TEXTAUSZUG:
------------

Die Schulden­formel signalisiert zumindest „gelb“

Olivier Blanchard, langjähriger IWF-Chefvolkswirt, hat sich in der Vergangenheit immer entspannt gezeigt, wenn es um Staatsschulden ging. Schließlich wären die Zinsen so tief. Und wenn nicht, dann müsse man die Schulden einfach monetisieren:

Der Ex-Chef-Ökonom des IWF erklärt, was kommen muss: „Monetarisierung“

Eine Inflation und Zinswende weiter klingt das plötzlich ganz anders.

Es geht um die wichtigste Größe für finanzielle Stabilität:

  • „The most important fiscal relationship, the gap between real rates and long-term growth (‚r minus g‘), has gone from negative to near-zero.“ – bto: Das bedeutet, dass die Schulden relativ zum Bruttoinlandsprodukt steigen, sofern man nicht einen Teil der Zinsen auf den ausstehenden Schulden aus den Steuereinnahmen bezahlt. Und das machen Politiker sehr ungern.
  • Olivier Blanchard, MIT professor, IMF chief economist during the global financial crisis, (…) is worried about where the fiscal story ends. In a blog post this month, he lays out the ultra-narrow path governments must walk: reducing fiscal burdens slowly enough to avoid killing demand, but quickly enough to soothe bond investors, all while investing in military readiness and climate mitigation.“ – bto: Klar, sobald man echt für die Zinsen zahlen muss, kann man das alles nicht mehr und es gibt die Gefahr steigender Schulden und Zinsen.

------------

BEREITGESTELLTE DATEN:
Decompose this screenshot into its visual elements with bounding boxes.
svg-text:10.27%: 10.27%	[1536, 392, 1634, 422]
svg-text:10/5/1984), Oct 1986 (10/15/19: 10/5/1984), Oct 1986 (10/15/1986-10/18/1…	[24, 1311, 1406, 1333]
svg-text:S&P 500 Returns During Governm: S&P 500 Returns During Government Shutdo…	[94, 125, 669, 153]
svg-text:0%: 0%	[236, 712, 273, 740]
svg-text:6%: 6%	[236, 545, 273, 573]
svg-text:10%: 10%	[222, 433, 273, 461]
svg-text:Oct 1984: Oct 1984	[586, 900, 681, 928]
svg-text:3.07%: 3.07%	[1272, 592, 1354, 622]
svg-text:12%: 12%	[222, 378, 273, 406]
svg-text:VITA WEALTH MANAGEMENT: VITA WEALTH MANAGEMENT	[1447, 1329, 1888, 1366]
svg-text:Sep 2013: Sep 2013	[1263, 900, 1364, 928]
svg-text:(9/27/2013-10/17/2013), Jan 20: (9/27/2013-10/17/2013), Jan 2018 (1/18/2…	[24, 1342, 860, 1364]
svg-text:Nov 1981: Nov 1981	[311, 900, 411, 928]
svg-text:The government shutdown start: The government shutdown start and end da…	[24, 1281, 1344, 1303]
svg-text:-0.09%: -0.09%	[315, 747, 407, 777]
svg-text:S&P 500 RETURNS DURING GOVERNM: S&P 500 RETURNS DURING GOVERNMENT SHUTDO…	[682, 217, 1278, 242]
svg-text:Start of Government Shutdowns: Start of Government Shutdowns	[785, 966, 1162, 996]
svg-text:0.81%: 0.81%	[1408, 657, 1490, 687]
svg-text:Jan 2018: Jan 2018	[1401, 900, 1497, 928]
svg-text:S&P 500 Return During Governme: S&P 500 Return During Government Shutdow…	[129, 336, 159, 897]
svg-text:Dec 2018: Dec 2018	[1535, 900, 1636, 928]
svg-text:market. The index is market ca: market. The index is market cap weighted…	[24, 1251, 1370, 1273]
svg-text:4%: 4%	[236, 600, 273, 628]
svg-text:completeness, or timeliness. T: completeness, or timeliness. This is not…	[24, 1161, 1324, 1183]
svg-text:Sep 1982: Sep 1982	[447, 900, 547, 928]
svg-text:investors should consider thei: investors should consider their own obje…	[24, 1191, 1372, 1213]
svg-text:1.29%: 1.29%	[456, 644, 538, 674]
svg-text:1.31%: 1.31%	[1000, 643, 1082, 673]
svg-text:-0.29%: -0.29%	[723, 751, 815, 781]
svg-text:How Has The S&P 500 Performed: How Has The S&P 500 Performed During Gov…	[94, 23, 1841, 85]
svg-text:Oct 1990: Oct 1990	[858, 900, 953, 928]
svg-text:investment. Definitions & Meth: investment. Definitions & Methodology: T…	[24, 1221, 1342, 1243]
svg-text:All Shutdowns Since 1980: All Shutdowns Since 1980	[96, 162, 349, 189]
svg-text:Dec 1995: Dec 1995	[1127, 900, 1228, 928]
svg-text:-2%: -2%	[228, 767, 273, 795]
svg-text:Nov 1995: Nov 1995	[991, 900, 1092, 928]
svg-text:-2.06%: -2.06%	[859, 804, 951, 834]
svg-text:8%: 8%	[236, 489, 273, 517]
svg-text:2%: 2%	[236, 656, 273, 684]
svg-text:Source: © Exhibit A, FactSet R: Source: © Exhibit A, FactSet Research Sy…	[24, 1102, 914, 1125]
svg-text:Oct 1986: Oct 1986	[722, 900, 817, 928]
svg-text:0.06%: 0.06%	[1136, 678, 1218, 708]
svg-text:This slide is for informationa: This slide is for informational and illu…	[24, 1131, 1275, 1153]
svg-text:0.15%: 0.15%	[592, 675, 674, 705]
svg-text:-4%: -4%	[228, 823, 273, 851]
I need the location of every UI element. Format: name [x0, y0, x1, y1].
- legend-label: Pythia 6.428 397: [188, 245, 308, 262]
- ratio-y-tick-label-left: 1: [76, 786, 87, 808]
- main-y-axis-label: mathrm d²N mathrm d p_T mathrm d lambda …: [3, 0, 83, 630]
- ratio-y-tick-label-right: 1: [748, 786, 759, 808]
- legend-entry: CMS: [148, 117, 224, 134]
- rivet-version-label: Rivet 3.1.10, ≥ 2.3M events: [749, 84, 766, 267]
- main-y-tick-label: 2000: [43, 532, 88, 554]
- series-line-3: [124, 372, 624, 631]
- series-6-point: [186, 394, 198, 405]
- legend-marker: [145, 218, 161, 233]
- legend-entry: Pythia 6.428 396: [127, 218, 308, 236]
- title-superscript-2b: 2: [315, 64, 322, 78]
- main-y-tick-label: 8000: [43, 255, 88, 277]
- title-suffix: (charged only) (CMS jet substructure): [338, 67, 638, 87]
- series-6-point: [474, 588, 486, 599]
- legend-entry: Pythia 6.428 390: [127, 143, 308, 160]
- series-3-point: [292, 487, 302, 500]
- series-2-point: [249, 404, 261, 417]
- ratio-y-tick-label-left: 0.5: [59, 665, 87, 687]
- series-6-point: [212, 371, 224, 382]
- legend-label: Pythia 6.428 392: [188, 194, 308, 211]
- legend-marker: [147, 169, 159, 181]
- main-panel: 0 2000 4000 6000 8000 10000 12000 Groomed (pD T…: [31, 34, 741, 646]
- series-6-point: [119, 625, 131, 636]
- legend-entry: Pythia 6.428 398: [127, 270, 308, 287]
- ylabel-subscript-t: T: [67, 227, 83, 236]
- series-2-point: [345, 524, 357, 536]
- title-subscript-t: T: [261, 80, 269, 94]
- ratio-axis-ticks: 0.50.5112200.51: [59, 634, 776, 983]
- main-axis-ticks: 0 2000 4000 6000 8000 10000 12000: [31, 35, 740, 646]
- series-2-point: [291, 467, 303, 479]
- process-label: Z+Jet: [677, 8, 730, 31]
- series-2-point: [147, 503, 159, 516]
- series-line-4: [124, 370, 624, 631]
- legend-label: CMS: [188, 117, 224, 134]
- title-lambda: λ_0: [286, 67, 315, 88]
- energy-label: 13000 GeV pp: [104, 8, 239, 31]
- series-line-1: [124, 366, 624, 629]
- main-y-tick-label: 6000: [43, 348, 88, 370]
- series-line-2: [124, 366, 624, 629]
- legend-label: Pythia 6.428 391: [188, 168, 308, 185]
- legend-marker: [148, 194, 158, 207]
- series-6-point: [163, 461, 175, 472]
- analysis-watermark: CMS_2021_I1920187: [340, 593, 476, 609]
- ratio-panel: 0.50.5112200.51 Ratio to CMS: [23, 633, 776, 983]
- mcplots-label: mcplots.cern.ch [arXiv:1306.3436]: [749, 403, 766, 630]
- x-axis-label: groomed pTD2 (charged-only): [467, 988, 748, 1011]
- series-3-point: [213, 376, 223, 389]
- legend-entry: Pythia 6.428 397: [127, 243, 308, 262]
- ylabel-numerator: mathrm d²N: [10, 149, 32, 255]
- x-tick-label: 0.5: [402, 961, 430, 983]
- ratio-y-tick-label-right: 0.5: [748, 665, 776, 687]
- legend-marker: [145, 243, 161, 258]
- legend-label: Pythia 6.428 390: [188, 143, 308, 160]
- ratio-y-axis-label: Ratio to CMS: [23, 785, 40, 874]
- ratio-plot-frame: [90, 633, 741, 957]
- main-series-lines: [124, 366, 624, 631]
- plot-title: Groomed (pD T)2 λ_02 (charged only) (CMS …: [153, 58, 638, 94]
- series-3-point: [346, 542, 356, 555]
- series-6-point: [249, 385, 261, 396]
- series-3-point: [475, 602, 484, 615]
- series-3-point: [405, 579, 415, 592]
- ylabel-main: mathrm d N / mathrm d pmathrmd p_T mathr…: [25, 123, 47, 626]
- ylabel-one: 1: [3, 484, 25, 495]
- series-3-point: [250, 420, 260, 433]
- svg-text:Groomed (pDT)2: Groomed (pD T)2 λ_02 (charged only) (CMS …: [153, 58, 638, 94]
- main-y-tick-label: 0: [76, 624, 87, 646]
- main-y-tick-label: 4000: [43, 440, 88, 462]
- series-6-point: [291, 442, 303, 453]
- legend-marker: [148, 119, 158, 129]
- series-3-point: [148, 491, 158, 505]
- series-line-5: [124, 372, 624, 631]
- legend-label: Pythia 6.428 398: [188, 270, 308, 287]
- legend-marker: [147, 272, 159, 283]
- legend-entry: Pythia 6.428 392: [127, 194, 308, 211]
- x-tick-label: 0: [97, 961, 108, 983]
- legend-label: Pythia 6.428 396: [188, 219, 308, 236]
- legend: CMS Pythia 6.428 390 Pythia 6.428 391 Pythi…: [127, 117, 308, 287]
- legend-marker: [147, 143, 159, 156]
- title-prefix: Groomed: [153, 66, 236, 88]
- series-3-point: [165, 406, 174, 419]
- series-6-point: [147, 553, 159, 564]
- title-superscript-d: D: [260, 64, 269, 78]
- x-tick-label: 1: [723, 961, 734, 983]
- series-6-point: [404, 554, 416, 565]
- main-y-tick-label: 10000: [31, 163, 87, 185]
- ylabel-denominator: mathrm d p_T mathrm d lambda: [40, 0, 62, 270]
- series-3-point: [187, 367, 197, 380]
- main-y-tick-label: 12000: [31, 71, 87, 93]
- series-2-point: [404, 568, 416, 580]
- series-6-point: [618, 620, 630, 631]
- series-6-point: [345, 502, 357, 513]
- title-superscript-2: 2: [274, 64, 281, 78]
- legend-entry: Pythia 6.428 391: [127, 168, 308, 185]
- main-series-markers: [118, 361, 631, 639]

------------

AUFGABEN:
1/ Geben Sie den Absatz im Textauszug, der mit „Olivier Blanchard, langjähriger IWF-Chefvolkswirt“ beginnt, in kürzerer Form wieder und behalten Sie seine wesentlichen Aussagen bei.
2/ Zählen Sie alle Punkte auf, die laut Textauszug den sehr schmalen Weg ausmachen, den Regierungen nach Blanchard gehen müssen.
Die Auflistung hat mit dem Textauszug nichts zu tun.

LÖSUNGEN:
1/ Der langjährige IWF-Chefvolkswirt Olivier Blanchard sah Staatsschulden früher stets gelassen: Die Zinsen seien sehr niedrig, und andernfalls müsse man die Schulden eben monetisieren.

2/
- die fiskalischen Lasten langsam genug senken, um die Nachfrage nicht abzuwürgen
- sie zugleich schnell genug senken, um die Anleiheinvestoren zu beruhigen
- in die militärische Einsatzbereitschaft investieren
- in die Eindämmung des Klimawandels investieren